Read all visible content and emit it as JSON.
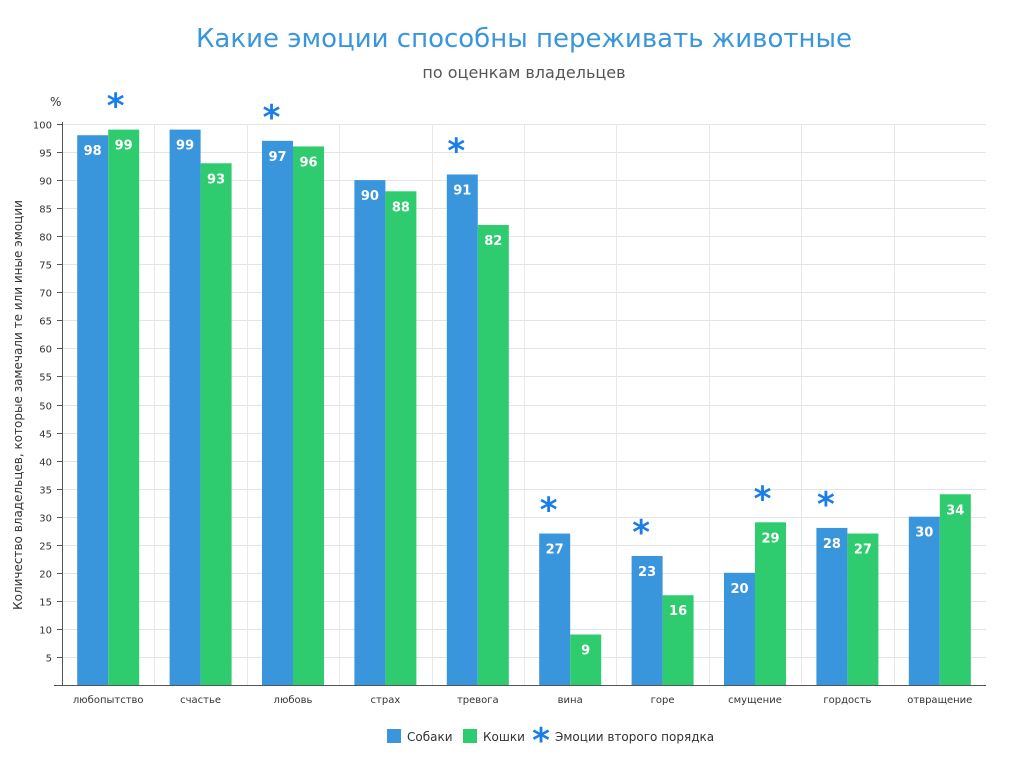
{
  "chart_data": {
    "type": "bar",
    "title": "Какие эмоции способны переживать животные",
    "subtitle": "по оценкам владельцев",
    "unit": "%",
    "ylabel": "Количество владельцев, которые замечали те или иные эмоции",
    "xlabel": "",
    "ylim": [
      0,
      100
    ],
    "yticks": [
      5,
      10,
      15,
      20,
      25,
      30,
      35,
      40,
      45,
      50,
      55,
      60,
      65,
      70,
      75,
      80,
      85,
      90,
      95,
      100
    ],
    "grid": true,
    "categories": [
      "любопытство",
      "счастье",
      "любовь",
      "страх",
      "тревога",
      "вина",
      "горе",
      "смущение",
      "гордость",
      "отвращение"
    ],
    "series": [
      {
        "name": "Собаки",
        "color": "#3a96dc",
        "values": [
          98,
          99,
          97,
          90,
          91,
          27,
          23,
          20,
          28,
          30
        ]
      },
      {
        "name": "Кошки",
        "color": "#2ecc6e",
        "values": [
          99,
          93,
          96,
          88,
          82,
          9,
          16,
          29,
          27,
          34
        ]
      }
    ],
    "second_order": [
      true,
      false,
      true,
      false,
      true,
      true,
      true,
      true,
      true,
      false
    ],
    "marker": {
      "symbol": "*",
      "color": "#1a7ee6"
    },
    "legend": {
      "position": "bottom-center",
      "marker_label": "Эмоции второго порядка"
    }
  }
}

+++

Exercise prompt: Reproduce all of the data exactly; the pictures do not belong in the copy.

Written solution:
Read all visible content and emit it as JSON.
{
  "chart_data": {
    "type": "bar",
    "title": "Какие эмоции способны переживать животные",
    "subtitle": "по оценкам владельцев",
    "unit": "%",
    "ylabel": "Количество владельцев, которые замечали те или иные эмоции",
    "xlabel": "",
    "ylim": [
      0,
      100
    ],
    "yticks": [
      5,
      10,
      15,
      20,
      25,
      30,
      35,
      40,
      45,
      50,
      55,
      60,
      65,
      70,
      75,
      80,
      85,
      90,
      95,
      100
    ],
    "grid": true,
    "categories": [
      "любопытство",
      "счастье",
      "любовь",
      "страх",
      "тревога",
      "вина",
      "горе",
      "смущение",
      "гордость",
      "отвращение"
    ],
    "series": [
      {
        "name": "Собаки",
        "color": "#3a96dc",
        "values": [
          98,
          99,
          97,
          90,
          91,
          27,
          23,
          20,
          28,
          30
        ]
      },
      {
        "name": "Кошки",
        "color": "#2ecc6e",
        "values": [
          99,
          93,
          96,
          88,
          82,
          9,
          16,
          29,
          27,
          34
        ]
      }
    ],
    "second_order": [
      true,
      false,
      true,
      false,
      true,
      true,
      true,
      true,
      true,
      false
    ],
    "marker": {
      "symbol": "*",
      "color": "#1a7ee6"
    },
    "legend": {
      "position": "bottom-center",
      "marker_label": "Эмоции второго порядка"
    }
  }
}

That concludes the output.